[Chart and figure data]
____

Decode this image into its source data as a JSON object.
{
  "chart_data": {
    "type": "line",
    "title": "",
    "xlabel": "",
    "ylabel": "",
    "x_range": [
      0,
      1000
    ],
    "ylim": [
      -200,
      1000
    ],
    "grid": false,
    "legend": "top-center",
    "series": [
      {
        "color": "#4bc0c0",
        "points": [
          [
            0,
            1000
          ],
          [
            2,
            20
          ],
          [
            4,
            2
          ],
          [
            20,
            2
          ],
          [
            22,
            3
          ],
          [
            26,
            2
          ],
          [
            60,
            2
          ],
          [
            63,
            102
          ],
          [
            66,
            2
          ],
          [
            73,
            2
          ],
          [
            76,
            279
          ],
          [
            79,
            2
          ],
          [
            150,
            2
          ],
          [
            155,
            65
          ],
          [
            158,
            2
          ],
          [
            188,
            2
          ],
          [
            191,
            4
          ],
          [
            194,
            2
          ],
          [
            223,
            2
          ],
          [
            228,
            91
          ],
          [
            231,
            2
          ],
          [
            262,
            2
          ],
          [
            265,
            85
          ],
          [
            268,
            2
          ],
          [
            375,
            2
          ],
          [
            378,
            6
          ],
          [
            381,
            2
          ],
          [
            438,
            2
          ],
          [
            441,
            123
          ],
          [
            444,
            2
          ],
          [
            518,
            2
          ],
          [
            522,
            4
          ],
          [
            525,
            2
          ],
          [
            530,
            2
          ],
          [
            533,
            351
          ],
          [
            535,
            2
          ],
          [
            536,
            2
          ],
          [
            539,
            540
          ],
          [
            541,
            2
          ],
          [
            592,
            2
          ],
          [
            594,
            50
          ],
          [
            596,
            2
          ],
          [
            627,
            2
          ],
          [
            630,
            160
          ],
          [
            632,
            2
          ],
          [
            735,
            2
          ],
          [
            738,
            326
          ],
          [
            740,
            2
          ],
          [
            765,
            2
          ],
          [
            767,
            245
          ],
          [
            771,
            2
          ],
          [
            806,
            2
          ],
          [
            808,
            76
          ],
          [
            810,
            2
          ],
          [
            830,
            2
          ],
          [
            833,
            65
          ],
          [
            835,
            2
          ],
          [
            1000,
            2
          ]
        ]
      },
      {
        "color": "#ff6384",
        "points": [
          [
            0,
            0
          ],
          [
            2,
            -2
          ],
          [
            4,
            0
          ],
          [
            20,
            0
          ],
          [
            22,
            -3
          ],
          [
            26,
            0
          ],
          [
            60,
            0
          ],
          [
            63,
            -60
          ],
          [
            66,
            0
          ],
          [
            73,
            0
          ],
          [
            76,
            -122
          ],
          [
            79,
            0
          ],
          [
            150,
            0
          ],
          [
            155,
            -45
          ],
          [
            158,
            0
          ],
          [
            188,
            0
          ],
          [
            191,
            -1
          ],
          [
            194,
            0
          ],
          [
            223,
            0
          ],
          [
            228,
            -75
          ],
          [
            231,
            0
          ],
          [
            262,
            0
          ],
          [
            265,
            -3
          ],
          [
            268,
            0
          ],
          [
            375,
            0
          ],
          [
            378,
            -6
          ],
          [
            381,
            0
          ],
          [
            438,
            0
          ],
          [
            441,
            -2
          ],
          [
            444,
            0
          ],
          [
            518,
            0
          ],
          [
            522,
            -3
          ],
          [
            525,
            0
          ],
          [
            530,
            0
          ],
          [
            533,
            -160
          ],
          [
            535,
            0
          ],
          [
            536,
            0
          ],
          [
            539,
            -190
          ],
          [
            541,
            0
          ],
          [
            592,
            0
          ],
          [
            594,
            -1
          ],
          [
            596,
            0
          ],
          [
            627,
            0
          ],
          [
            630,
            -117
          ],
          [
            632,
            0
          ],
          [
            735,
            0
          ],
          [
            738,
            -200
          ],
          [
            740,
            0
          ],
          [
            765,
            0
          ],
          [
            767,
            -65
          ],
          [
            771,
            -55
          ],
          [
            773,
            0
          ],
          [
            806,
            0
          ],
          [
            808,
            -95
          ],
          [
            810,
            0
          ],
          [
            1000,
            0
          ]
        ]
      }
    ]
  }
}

____

-- EXERCISE INSTRUCTIONS --
Quote the data above in full, changing nothing.

-- SOLUTION TO THIS TASK --
Decode this image into its source data as a JSON object.
{
  "chart_data": {
    "type": "line",
    "title": "",
    "xlabel": "",
    "ylabel": "",
    "x_range": [
      0,
      1000
    ],
    "ylim": [
      -200,
      1000
    ],
    "grid": false,
    "legend": "top-center",
    "series": [
      {
        "color": "#4bc0c0",
        "points": [
          [
            0,
            1000
          ],
          [
            2,
            20
          ],
          [
            4,
            2
          ],
          [
            20,
            2
          ],
          [
            22,
            3
          ],
          [
            26,
            2
          ],
          [
            60,
            2
          ],
          [
            63,
            102
          ],
          [
            66,
            2
          ],
          [
            73,
            2
          ],
          [
            76,
            279
          ],
          [
            79,
            2
          ],
          [
            150,
            2
          ],
          [
            155,
            65
          ],
          [
            158,
            2
          ],
          [
            188,
            2
          ],
          [
            191,
            4
          ],
          [
            194,
            2
          ],
          [
            223,
            2
          ],
          [
            228,
            91
          ],
          [
            231,
            2
          ],
          [
            262,
            2
          ],
          [
            265,
            85
          ],
          [
            268,
            2
          ],
          [
            375,
            2
          ],
          [
            378,
            6
          ],
          [
            381,
            2
          ],
          [
            438,
            2
          ],
          [
            441,
            123
          ],
          [
            444,
            2
          ],
          [
            518,
            2
          ],
          [
            522,
            4
          ],
          [
            525,
            2
          ],
          [
            530,
            2
          ],
          [
            533,
            351
          ],
          [
            535,
            2
          ],
          [
            536,
            2
          ],
          [
            539,
            540
          ],
          [
            541,
            2
          ],
          [
            592,
            2
          ],
          [
            594,
            50
          ],
          [
            596,
            2
          ],
          [
            627,
            2
          ],
          [
            630,
            160
          ],
          [
            632,
            2
          ],
          [
            735,
            2
          ],
          [
            738,
            326
          ],
          [
            740,
            2
          ],
          [
            765,
            2
          ],
          [
            767,
            245
          ],
          [
            771,
            2
          ],
          [
            806,
            2
          ],
          [
            808,
            76
          ],
          [
            810,
            2
          ],
          [
            830,
            2
          ],
          [
            833,
            65
          ],
          [
            835,
            2
          ],
          [
            1000,
            2
          ]
        ]
      },
      {
        "color": "#ff6384",
        "points": [
          [
            0,
            0
          ],
          [
            2,
            -2
          ],
          [
            4,
            0
          ],
          [
            20,
            0
          ],
          [
            22,
            -3
          ],
          [
            26,
            0
          ],
          [
            60,
            0
          ],
          [
            63,
            -60
          ],
          [
            66,
            0
          ],
          [
            73,
            0
          ],
          [
            76,
            -122
          ],
          [
            79,
            0
          ],
          [
            150,
            0
          ],
          [
            155,
            -45
          ],
          [
            158,
            0
          ],
          [
            188,
            0
          ],
          [
            191,
            -1
          ],
          [
            194,
            0
          ],
          [
            223,
            0
          ],
          [
            228,
            -75
          ],
          [
            231,
            0
          ],
          [
            262,
            0
          ],
          [
            265,
            -3
          ],
          [
            268,
            0
          ],
          [
            375,
            0
          ],
          [
            378,
            -6
          ],
          [
            381,
            0
          ],
          [
            438,
            0
          ],
          [
            441,
            -2
          ],
          [
            444,
            0
          ],
          [
            518,
            0
          ],
          [
            522,
            -3
          ],
          [
            525,
            0
          ],
          [
            530,
            0
          ],
          [
            533,
            -160
          ],
          [
            535,
            0
          ],
          [
            536,
            0
          ],
          [
            539,
            -190
          ],
          [
            541,
            0
          ],
          [
            592,
            0
          ],
          [
            594,
            -1
          ],
          [
            596,
            0
          ],
          [
            627,
            0
          ],
          [
            630,
            -117
          ],
          [
            632,
            0
          ],
          [
            735,
            0
          ],
          [
            738,
            -200
          ],
          [
            740,
            0
          ],
          [
            765,
            0
          ],
          [
            767,
            -65
          ],
          [
            771,
            -55
          ],
          [
            773,
            0
          ],
          [
            806,
            0
          ],
          [
            808,
            -95
          ],
          [
            810,
            0
          ],
          [
            1000,
            0
          ]
        ]
      }
    ]
  }
}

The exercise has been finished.